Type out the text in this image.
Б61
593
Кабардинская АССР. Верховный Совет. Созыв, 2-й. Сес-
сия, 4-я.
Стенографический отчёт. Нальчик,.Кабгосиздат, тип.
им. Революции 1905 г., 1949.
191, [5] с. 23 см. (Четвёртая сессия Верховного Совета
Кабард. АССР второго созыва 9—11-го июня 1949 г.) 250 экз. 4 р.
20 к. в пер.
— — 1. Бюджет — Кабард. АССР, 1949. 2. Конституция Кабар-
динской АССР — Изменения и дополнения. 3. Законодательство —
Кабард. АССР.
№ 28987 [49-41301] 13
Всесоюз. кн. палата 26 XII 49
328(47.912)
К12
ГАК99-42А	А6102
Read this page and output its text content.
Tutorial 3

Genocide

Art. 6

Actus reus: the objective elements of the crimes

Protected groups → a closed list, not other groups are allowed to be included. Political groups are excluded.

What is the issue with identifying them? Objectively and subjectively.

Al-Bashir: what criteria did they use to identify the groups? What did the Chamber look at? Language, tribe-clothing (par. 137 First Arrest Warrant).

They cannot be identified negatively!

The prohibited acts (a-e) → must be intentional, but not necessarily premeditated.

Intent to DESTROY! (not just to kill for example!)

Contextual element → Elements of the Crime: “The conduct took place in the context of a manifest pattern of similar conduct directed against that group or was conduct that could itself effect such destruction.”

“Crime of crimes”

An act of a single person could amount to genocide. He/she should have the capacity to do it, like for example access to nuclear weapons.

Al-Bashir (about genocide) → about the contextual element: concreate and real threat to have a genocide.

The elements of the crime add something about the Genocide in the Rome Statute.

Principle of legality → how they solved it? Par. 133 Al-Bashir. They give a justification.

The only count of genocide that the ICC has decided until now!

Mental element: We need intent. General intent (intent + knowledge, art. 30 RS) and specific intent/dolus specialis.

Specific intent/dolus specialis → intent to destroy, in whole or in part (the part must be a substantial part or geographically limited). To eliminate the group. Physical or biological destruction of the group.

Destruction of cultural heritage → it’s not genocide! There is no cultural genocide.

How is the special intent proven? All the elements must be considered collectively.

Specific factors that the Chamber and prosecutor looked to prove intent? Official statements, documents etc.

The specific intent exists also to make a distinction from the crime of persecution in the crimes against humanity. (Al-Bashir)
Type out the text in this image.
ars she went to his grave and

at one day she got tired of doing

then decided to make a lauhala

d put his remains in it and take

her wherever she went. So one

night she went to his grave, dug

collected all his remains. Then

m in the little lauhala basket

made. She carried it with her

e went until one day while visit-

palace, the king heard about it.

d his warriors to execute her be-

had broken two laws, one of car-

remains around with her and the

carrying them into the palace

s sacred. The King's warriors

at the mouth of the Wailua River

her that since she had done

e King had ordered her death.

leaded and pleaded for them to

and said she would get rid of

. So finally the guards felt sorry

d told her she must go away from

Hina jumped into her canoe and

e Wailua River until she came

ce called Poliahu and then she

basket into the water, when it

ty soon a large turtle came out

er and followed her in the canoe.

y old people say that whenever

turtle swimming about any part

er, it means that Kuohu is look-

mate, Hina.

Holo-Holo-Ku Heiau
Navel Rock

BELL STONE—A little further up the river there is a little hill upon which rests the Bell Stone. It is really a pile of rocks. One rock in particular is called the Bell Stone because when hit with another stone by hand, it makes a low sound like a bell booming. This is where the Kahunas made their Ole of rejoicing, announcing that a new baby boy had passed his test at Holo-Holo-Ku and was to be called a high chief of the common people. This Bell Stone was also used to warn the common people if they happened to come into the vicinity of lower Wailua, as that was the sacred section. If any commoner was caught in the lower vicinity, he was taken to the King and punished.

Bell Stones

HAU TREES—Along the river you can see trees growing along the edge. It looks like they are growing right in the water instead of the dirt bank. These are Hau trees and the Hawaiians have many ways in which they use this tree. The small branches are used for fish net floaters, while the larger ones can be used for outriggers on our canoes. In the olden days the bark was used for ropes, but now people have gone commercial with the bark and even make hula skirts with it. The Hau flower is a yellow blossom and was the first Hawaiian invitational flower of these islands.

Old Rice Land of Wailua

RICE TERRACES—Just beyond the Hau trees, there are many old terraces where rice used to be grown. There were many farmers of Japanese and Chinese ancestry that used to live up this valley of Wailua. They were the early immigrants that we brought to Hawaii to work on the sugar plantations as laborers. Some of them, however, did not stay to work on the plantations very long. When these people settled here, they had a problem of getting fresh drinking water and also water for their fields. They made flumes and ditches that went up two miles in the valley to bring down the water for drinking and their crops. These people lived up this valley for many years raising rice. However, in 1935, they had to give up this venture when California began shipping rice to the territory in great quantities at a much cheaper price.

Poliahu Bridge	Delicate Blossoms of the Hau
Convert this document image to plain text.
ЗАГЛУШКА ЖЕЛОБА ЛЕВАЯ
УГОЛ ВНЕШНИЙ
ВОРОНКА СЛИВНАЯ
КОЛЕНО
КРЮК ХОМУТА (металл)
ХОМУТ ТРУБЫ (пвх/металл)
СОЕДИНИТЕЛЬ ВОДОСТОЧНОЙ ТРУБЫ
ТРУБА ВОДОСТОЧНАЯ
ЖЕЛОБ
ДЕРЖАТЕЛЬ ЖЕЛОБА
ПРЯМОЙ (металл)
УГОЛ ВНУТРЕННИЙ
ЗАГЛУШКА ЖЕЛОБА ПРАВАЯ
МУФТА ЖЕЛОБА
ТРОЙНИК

• • •

- _REQUIRED WORK_: Extract the full listing above without altering anything.

- _EXERCISE RESPONSE_:
Type out the text in this image.
Б61
593
Кабардинская АССР. Верховный Совет. Созыв, 2-й. Сес-
сия, 4-я.
Стенографический отчёт. Нальчик,.Кабгосиздат, тип.
им. Революции 1905 г., 1949.
191, [5] с. 23 см. (Четвёртая сессия Верховного Совета
Кабард. АССР второго созыва 9—11-го июня 1949 г.) 250 экз. 4 р.
20 к. в пер.
— — 1. Бюджет — Кабард. АССР, 1949. 2. Конституция Кабар-
динской АССР — Изменения и дополнения. 3. Законодательство —
Кабард. АССР.
№ 28987 [49-41301] 13
Всесоюз. кн. палата 26 XII 49
328(47.912)
К12
ГАК99-42А	А6102
Read this page and output its text content.
Tutorial 3

Genocide

Art. 6

Actus reus: the objective elements of the crimes

Protected groups → a closed list, not other groups are allowed to be included. Political groups are excluded.

What is the issue with identifying them? Objectively and subjectively.

Al-Bashir: what criteria did they use to identify the groups? What did the Chamber look at? Language, tribe-clothing (par. 137 First Arrest Warrant).

They cannot be identified negatively!

The prohibited acts (a-e) → must be intentional, but not necessarily premeditated.

Intent to DESTROY! (not just to kill for example!)

Contextual element → Elements of the Crime: “The conduct took place in the context of a manifest pattern of similar conduct directed against that group or was conduct that could itself effect such destruction.”

“Crime of crimes”

An act of a single person could amount to genocide. He/she should have the capacity to do it, like for example access to nuclear weapons.

Al-Bashir (about genocide) → about the contextual element: concreate and real threat to have a genocide.

The elements of the crime add something about the Genocide in the Rome Statute.

Principle of legality → how they solved it? Par. 133 Al-Bashir. They give a justification.

The only count of genocide that the ICC has decided until now!

Mental element: We need intent. General intent (intent + knowledge, art. 30 RS) and specific intent/dolus specialis.

Specific intent/dolus specialis → intent to destroy, in whole or in part (the part must be a substantial part or geographically limited). To eliminate the group. Physical or biological destruction of the group.

Destruction of cultural heritage → it’s not genocide! There is no cultural genocide.

How is the special intent proven? All the elements must be considered collectively.

Specific factors that the Chamber and prosecutor looked to prove intent? Official statements, documents etc.

The specific intent exists also to make a distinction from the crime of persecution in the crimes against humanity. (Al-Bashir)
Type out the text in this image.
ars she went to his grave and

at one day she got tired of doing

then decided to make a lauhala

d put his remains in it and take

her wherever she went. So one

night she went to his grave, dug

collected all his remains. Then

m in the little lauhala basket

made. She carried it with her

e went until one day while visit-

palace, the king heard about it.

d his warriors to execute her be-

had broken two laws, one of car-

remains around with her and the

carrying them into the palace

s sacred. The King's warriors

at the mouth of the Wailua River

her that since she had done

e King had ordered her death.

leaded and pleaded for them to

and said she would get rid of

. So finally the guards felt sorry

d told her she must go away from

Hina jumped into her canoe and

e Wailua River until she came

ce called Poliahu and then she

basket into the water, when it

ty soon a large turtle came out

er and followed her in the canoe.

y old people say that whenever

turtle swimming about any part

er, it means that Kuohu is look-

mate, Hina.

Holo-Holo-Ku Heiau
Navel Rock

BELL STONE—A little further up the river there is a little hill upon which rests the Bell Stone. It is really a pile of rocks. One rock in particular is called the Bell Stone because when hit with another stone by hand, it makes a low sound like a bell booming. This is where the Kahunas made their Ole of rejoicing, announcing that a new baby boy had passed his test at Holo-Holo-Ku and was to be called a high chief of the common people. This Bell Stone was also used to warn the common people if they happened to come into the vicinity of lower Wailua, as that was the sacred section. If any commoner was caught in the lower vicinity, he was taken to the King and punished.

Bell Stones

HAU TREES—Along the river you can see trees growing along the edge. It looks like they are growing right in the water instead of the dirt bank. These are Hau trees and the Hawaiians have many ways in which they use this tree. The small branches are used for fish net floaters, while the larger ones can be used for outriggers on our canoes. In the olden days the bark was used for ropes, but now people have gone commercial with the bark and even make hula skirts with it. The Hau flower is a yellow blossom and was the first Hawaiian invitational flower of these islands.

Old Rice Land of Wailua

RICE TERRACES—Just beyond the Hau trees, there are many old terraces where rice used to be grown. There were many farmers of Japanese and Chinese ancestry that used to live up this valley of Wailua. They were the early immigrants that we brought to Hawaii to work on the sugar plantations as laborers. Some of them, however, did not stay to work on the plantations very long. When these people settled here, they had a problem of getting fresh drinking water and also water for their fields. They made flumes and ditches that went up two miles in the valley to bring down the water for drinking and their crops. These people lived up this valley for many years raising rice. However, in 1935, they had to give up this venture when California began shipping rice to the territory in great quantities at a much cheaper price.

Poliahu Bridge	Delicate Blossoms of the Hau
Convert this document image to plain text.
ЗАГЛУШКА ЖЕЛОБА ЛЕВАЯ
УГОЛ ВНЕШНИЙ
ВОРОНКА СЛИВНАЯ
КОЛЕНО
КРЮК ХОМУТА (металл)
ХОМУТ ТРУБЫ (пвх/металл)
СОЕДИНИТЕЛЬ ВОДОСТОЧНОЙ ТРУБЫ
ТРУБА ВОДОСТОЧНАЯ
ЖЕЛОБ
ДЕРЖАТЕЛЬ ЖЕЛОБА
ПРЯМОЙ (металл)
УГОЛ ВНУТРЕННИЙ
ЗАГЛУШКА ЖЕЛОБА ПРАВАЯ
МУФТА ЖЕЛОБА
ТРОЙНИК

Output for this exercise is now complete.